◆ What you should do
Can the data below be echoed back word for word?
**** Records provided ****
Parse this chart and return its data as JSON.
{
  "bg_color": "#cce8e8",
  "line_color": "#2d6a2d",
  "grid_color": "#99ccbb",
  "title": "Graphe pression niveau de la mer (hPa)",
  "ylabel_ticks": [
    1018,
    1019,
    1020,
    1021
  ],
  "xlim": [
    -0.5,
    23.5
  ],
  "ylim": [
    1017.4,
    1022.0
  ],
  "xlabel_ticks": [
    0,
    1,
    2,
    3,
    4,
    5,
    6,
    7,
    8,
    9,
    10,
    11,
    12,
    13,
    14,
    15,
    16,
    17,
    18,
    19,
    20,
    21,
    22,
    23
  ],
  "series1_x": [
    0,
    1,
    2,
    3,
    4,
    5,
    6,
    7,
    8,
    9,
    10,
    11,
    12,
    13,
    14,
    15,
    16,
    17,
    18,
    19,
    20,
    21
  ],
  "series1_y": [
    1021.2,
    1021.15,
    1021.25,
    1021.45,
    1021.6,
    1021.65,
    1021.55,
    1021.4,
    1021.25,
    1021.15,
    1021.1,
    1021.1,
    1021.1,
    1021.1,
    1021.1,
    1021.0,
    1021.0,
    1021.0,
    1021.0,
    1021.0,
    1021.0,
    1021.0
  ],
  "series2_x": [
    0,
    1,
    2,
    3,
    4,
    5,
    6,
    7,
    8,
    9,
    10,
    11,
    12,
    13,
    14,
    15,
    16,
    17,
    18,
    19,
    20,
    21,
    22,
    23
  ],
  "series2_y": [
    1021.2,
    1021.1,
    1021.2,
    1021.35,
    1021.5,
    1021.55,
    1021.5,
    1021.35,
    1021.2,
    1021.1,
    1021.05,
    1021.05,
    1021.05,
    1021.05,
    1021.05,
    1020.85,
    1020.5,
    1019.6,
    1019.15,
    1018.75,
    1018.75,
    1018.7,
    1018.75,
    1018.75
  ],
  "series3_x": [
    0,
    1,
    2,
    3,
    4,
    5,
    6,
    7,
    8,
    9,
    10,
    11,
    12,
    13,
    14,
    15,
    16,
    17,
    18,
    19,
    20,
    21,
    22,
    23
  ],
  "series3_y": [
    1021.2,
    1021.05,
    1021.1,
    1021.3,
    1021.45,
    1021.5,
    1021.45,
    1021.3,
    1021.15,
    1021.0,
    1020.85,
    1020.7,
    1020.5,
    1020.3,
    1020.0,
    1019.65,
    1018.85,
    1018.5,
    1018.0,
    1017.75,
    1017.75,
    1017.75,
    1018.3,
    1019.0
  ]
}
****
◆ Exercise output
Parse this chart and return its data as JSON.
{
  "bg_color": "#cce8e8",
  "line_color": "#2d6a2d",
  "grid_color": "#99ccbb",
  "title": "Graphe pression niveau de la mer (hPa)",
  "ylabel_ticks": [
    1018,
    1019,
    1020,
    1021
  ],
  "xlim": [
    -0.5,
    23.5
  ],
  "ylim": [
    1017.4,
    1022.0
  ],
  "xlabel_ticks": [
    0,
    1,
    2,
    3,
    4,
    5,
    6,
    7,
    8,
    9,
    10,
    11,
    12,
    13,
    14,
    15,
    16,
    17,
    18,
    19,
    20,
    21,
    22,
    23
  ],
  "series1_x": [
    0,
    1,
    2,
    3,
    4,
    5,
    6,
    7,
    8,
    9,
    10,
    11,
    12,
    13,
    14,
    15,
    16,
    17,
    18,
    19,
    20,
    21
  ],
  "series1_y": [
    1021.2,
    1021.15,
    1021.25,
    1021.45,
    1021.6,
    1021.65,
    1021.55,
    1021.4,
    1021.25,
    1021.15,
    1021.1,
    1021.1,
    1021.1,
    1021.1,
    1021.1,
    1021.0,
    1021.0,
    1021.0,
    1021.0,
    1021.0,
    1021.0,
    1021.0
  ],
  "series2_x": [
    0,
    1,
    2,
    3,
    4,
    5,
    6,
    7,
    8,
    9,
    10,
    11,
    12,
    13,
    14,
    15,
    16,
    17,
    18,
    19,
    20,
    21,
    22,
    23
  ],
  "series2_y": [
    1021.2,
    1021.1,
    1021.2,
    1021.35,
    1021.5,
    1021.55,
    1021.5,
    1021.35,
    1021.2,
    1021.1,
    1021.05,
    1021.05,
    1021.05,
    1021.05,
    1021.05,
    1020.85,
    1020.5,
    1019.6,
    1019.15,
    1018.75,
    1018.75,
    1018.7,
    1018.75,
    1018.75
  ],
  "series3_x": [
    0,
    1,
    2,
    3,
    4,
    5,
    6,
    7,
    8,
    9,
    10,
    11,
    12,
    13,
    14,
    15,
    16,
    17,
    18,
    19,
    20,
    21,
    22,
    23
  ],
  "series3_y": [
    1021.2,
    1021.05,
    1021.1,
    1021.3,
    1021.45,
    1021.5,
    1021.45,
    1021.3,
    1021.15,
    1021.0,
    1020.85,
    1020.7,
    1020.5,
    1020.3,
    1020.0,
    1019.65,
    1018.85,
    1018.5,
    1018.0,
    1017.75,
    1017.75,
    1017.75,
    1018.3,
    1019.0
  ]
}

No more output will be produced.